Gather up every line from the entries below that uses the word "What".

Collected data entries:
'''
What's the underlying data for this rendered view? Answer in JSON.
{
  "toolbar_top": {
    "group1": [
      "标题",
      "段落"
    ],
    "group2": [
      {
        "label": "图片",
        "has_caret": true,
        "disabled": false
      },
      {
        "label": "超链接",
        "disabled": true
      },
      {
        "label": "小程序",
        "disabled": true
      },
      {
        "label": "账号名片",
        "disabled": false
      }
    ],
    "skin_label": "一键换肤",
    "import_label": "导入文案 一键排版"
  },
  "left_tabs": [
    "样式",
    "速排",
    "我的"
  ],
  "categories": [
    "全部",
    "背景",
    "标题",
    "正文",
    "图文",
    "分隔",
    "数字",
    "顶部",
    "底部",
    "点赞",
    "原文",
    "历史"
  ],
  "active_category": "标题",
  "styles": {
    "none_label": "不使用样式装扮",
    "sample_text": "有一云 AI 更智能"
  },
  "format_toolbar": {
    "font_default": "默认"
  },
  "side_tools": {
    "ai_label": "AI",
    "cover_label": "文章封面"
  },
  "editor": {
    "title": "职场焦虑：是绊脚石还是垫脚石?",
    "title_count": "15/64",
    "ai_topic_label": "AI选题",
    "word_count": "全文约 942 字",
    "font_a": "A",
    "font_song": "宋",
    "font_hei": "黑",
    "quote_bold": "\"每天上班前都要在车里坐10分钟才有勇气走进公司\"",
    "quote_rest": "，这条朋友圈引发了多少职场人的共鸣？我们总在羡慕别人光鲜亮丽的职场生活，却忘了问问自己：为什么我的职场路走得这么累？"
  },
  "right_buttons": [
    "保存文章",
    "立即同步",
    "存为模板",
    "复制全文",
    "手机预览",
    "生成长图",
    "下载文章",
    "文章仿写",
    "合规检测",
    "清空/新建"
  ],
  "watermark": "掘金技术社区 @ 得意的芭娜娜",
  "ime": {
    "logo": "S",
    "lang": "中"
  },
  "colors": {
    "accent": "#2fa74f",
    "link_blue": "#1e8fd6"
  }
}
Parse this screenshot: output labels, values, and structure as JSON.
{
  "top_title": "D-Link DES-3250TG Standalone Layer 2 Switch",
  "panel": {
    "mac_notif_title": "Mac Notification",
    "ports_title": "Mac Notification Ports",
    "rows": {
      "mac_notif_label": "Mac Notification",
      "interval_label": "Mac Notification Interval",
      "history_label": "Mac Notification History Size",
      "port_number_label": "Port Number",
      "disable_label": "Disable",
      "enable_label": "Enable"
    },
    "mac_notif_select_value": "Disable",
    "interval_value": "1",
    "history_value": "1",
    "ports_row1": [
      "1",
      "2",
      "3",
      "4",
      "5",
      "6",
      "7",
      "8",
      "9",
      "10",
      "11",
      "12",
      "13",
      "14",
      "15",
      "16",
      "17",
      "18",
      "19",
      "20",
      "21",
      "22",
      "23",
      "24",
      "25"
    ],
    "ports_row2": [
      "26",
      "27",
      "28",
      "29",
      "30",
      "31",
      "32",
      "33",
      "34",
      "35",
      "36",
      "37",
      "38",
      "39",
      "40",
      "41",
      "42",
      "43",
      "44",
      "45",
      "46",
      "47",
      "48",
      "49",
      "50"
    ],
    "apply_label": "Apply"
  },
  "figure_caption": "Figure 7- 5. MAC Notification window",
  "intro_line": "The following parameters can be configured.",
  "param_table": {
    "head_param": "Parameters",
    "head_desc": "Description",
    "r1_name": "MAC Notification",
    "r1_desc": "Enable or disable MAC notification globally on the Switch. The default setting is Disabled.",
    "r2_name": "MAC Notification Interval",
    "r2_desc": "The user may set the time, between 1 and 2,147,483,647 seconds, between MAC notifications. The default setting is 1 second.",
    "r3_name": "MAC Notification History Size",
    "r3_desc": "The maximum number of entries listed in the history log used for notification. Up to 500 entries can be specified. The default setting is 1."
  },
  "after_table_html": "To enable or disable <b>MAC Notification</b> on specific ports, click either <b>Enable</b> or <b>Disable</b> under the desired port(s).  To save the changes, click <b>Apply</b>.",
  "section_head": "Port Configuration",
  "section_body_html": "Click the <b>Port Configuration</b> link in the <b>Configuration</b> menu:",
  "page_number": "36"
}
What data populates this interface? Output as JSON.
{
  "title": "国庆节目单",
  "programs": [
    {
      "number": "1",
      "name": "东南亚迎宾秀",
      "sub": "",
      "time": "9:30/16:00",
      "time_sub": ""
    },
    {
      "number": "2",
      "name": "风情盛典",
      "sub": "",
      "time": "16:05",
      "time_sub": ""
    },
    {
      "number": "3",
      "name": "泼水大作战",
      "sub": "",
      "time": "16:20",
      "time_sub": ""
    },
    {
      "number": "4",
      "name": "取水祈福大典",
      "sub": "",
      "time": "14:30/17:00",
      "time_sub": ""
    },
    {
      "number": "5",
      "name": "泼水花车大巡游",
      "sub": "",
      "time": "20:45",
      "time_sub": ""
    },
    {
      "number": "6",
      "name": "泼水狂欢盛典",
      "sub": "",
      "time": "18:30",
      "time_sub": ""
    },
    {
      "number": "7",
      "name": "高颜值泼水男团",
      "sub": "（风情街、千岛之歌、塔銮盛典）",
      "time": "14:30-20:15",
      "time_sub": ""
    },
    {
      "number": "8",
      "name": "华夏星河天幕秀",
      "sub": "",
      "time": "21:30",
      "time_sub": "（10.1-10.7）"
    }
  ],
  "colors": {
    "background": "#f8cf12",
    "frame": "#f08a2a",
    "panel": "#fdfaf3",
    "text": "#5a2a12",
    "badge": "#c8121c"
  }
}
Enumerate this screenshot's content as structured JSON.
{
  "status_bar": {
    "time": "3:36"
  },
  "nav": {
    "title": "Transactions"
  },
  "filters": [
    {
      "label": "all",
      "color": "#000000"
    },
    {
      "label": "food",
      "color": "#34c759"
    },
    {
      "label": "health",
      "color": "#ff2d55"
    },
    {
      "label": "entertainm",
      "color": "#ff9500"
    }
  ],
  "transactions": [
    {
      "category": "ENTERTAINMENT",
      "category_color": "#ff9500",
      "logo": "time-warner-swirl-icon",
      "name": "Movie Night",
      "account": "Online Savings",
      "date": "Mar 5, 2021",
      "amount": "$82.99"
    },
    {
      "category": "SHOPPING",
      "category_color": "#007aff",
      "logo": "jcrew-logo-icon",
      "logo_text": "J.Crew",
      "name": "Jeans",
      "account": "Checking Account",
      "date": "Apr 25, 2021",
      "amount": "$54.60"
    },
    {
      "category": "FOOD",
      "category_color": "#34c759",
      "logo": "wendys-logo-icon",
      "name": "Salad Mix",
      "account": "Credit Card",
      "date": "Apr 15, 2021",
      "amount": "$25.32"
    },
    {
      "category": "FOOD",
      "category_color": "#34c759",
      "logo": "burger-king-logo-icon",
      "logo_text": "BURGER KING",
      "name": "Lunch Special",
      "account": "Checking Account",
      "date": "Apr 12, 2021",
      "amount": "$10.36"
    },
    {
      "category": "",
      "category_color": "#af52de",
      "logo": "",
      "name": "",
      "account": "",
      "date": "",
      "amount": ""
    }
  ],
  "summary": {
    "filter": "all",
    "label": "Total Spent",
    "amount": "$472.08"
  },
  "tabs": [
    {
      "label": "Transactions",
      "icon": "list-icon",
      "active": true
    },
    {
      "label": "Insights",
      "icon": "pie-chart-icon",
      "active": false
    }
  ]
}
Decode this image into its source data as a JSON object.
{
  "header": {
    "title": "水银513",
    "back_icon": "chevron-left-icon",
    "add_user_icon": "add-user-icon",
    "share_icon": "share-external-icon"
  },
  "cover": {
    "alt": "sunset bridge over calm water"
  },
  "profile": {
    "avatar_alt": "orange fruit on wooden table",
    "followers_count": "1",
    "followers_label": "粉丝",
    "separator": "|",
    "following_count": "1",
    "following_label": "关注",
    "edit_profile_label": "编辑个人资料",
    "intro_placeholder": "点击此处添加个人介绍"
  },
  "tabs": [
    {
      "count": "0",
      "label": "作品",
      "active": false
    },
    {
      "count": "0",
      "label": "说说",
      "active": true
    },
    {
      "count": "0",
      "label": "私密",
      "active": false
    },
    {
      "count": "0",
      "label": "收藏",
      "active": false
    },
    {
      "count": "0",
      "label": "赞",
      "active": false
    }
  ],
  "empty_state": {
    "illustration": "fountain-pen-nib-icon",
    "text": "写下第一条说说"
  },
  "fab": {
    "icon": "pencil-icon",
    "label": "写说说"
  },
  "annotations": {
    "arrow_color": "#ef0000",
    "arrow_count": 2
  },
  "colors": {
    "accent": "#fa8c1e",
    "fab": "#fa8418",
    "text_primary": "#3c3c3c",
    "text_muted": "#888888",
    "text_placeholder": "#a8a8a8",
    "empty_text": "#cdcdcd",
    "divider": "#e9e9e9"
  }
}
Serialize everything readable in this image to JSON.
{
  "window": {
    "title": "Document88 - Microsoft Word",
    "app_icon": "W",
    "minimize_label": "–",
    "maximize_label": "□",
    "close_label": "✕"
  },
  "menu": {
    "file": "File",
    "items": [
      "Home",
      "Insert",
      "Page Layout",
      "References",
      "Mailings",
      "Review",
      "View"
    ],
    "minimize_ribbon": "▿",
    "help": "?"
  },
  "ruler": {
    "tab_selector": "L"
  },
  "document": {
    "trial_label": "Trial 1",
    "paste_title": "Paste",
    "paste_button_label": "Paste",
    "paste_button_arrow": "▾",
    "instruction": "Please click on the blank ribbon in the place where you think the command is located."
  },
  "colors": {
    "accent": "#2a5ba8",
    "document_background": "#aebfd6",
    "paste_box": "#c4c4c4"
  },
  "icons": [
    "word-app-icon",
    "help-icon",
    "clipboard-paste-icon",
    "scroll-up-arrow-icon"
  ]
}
'''
__EXERCISE OUTPUT__
What's the underlying data for this rendered view? Answer in JSON.
What data populates this interface? Output as JSON.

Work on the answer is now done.